TEXTAUSZUG -
================================

Leute werden sie mögen, weil sie Antworten auf die großen sozialen Fragen unserer Zeit anbietet. Papst Franziskus fürchtet sich nicht davor, aufzustehen und öffentlich das Wort zu ergreifen, manchmal aus der Perspektive der Dokumente örtlicher Bischofskonferenzen. 


Fratelli Tutti ist die zweite Sozialenzyklika in 5 Jahren, ein fast einmaliger Fall in der Kirchengeschichte. 

In der Enzyklika spricht Papst Franziskus über gute Politik, fordert ein Ende der Polarisierung zwischen denen, die von Populismus erfaßt sind und denen, die dagegen sind und betont, daß die Wahrnehmung von Völkern mythologischer Natur ist. Papst Franziskus betont auch, daß es wichtig ist, für die Schwachen zu sorgen und zeigt mit dem Finger auf internationale Persönlichkeiten und Organisationen, die die ausgegrenzten Menschen vergessen.

================================

(Gespeicherte Einträge aus einer Sammlung)
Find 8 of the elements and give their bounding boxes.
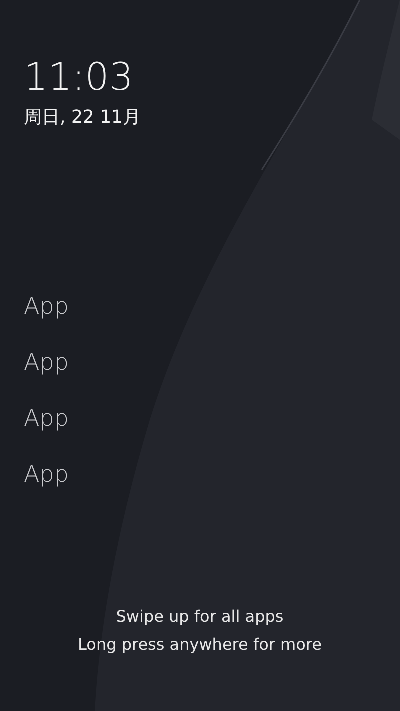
app-label[interactable]: App [24,346,69,380]
app-label[interactable]: App [24,402,69,436]
hint-text: Long press anywhere for more [78,634,322,656]
date-text: 周日, 22 11月 [24,106,141,130]
app-label[interactable]: App [24,290,69,324]
hint-text: Swipe up for all apps [116,606,284,628]
app-label[interactable]: App [24,458,69,492]
clock-time: 11:03 [24,54,134,100]
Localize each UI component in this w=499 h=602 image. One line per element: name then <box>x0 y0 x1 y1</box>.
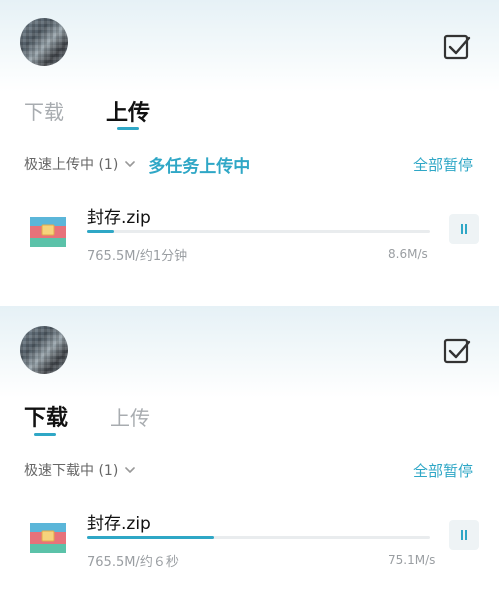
tab-upload[interactable]: 上传 <box>110 402 150 431</box>
upload-panel: 下载 上传 极速上传中 (1) 多任务上传中 全部暂停 封存.zip 765.5… <box>0 0 499 300</box>
pause-all-button[interactable]: 全部暂停 <box>413 460 473 481</box>
transfer-item[interactable]: 封存.zip 765.5M/约６秒 75.1M/s <box>24 509 479 579</box>
transfer-speed: 8.6M/s <box>388 247 428 261</box>
avatar[interactable] <box>20 18 68 66</box>
pause-button[interactable] <box>449 520 479 550</box>
chevron-down-icon[interactable] <box>124 158 136 170</box>
progress-bar <box>87 536 430 539</box>
active-tab-indicator <box>117 127 139 130</box>
tab-download[interactable]: 下载 <box>24 400 68 432</box>
pause-button[interactable] <box>449 214 479 244</box>
pause-all-button[interactable]: 全部暂停 <box>413 154 473 175</box>
header-background <box>0 0 499 92</box>
file-name: 封存.zip <box>87 208 151 228</box>
checkbox-check-icon[interactable] <box>443 34 471 62</box>
archive-zip-icon <box>30 523 66 553</box>
progress-fill <box>87 536 214 539</box>
header-background <box>0 306 499 398</box>
speed-download-label[interactable]: 极速下载中 (1) <box>24 460 118 480</box>
file-size-eta: 765.5M/约６秒 <box>87 555 179 570</box>
upload-status-row: 极速上传中 (1) 多任务上传中 全部暂停 <box>24 152 473 177</box>
download-panel: 下载 上传 极速下载中 (1) 全部暂停 封存.zip 765.5M/约６秒 7… <box>0 306 499 602</box>
speed-upload-label[interactable]: 极速上传中 (1) <box>24 154 118 174</box>
tab-upload[interactable]: 上传 <box>106 95 150 127</box>
file-size-eta: 765.5M/约1分钟 <box>87 249 188 264</box>
avatar[interactable] <box>20 326 68 374</box>
archive-zip-icon <box>30 217 66 247</box>
progress-bar <box>87 230 430 233</box>
download-status-row: 极速下载中 (1) 全部暂停 <box>24 458 473 482</box>
progress-fill <box>87 230 115 233</box>
active-tab-indicator <box>34 433 56 436</box>
transfer-speed: 75.1M/s <box>388 553 436 567</box>
pause-icon <box>461 224 463 234</box>
chevron-down-icon[interactable] <box>124 464 136 476</box>
transfer-item[interactable]: 封存.zip 765.5M/约1分钟 8.6M/s <box>24 203 479 273</box>
pause-icon <box>461 530 463 540</box>
multi-task-label[interactable]: 多任务上传中 <box>148 152 250 177</box>
file-name: 封存.zip <box>87 514 151 534</box>
tab-download[interactable]: 下载 <box>24 96 64 125</box>
checkbox-check-icon[interactable] <box>443 338 471 366</box>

================================

AUFGABEN -
(A) Stimmen die folgenden Aussagen mit dem Textauszug über Fratelli Tutti überein? Antworte jeweils mit Ja oder Nein und zitiere die entscheidenden Worte des Textes wörtlich. (i) Fratelli Tutti ist die erste Sozialenzyklika seit fünf Jahren. (ii) Papst Franziskus verlangt, dass die Polarisierung endet. (iii) Papst Franziskus scheut davor zurück, öffentlich das Wort zu ergreifen.
(B) Kopiere aus dem Textauszug über Fratelli Tutti wortgetreu den Abschnitt von „Leute werden sie“ bis „ausgegrenzten Menschen vergessen.“.
Die Auflistung steht in keinem Zusammenhang mit dem Textauszug.

LÖSUNGEN -
(A)
(i) Nein: „Fratelli Tutti ist die zweite Sozialenzyklika in 5 Jahren“
(ii) Ja: „fordert ein Ende der Polarisierung“
(iii) Nein: „Papst Franziskus fürchtet sich nicht davor, aufzustehen und öffentlich das Wort zu ergreifen“

(B)
Leute werden sie mögen, weil sie Antworten auf die großen sozialen Fragen unserer Zeit anbietet. Papst Franziskus fürchtet sich nicht davor, aufzustehen und öffentlich das Wort zu ergreifen, manchmal aus der Perspektive der Dokumente örtlicher Bischofskonferenzen. 


Fratelli Tutti ist die zweite Sozialenzyklika in 5 Jahren, ein fast einmaliger Fall in der Kirchengeschichte. 

In der Enzyklika spricht Papst Franziskus über gute Politik, fordert ein Ende der Polarisierung zwischen denen, die von Populismus erfaßt sind und denen, die dagegen sind und betont, daß die Wahrnehmung von Völkern mythologischer Natur ist. Papst Franziskus betont auch, daß es wichtig ist, für die Schwachen zu sorgen und zeigt mit dem Finger auf internationale Persönlichkeiten und Organisationen, die die ausgegrenzten Menschen vergessen.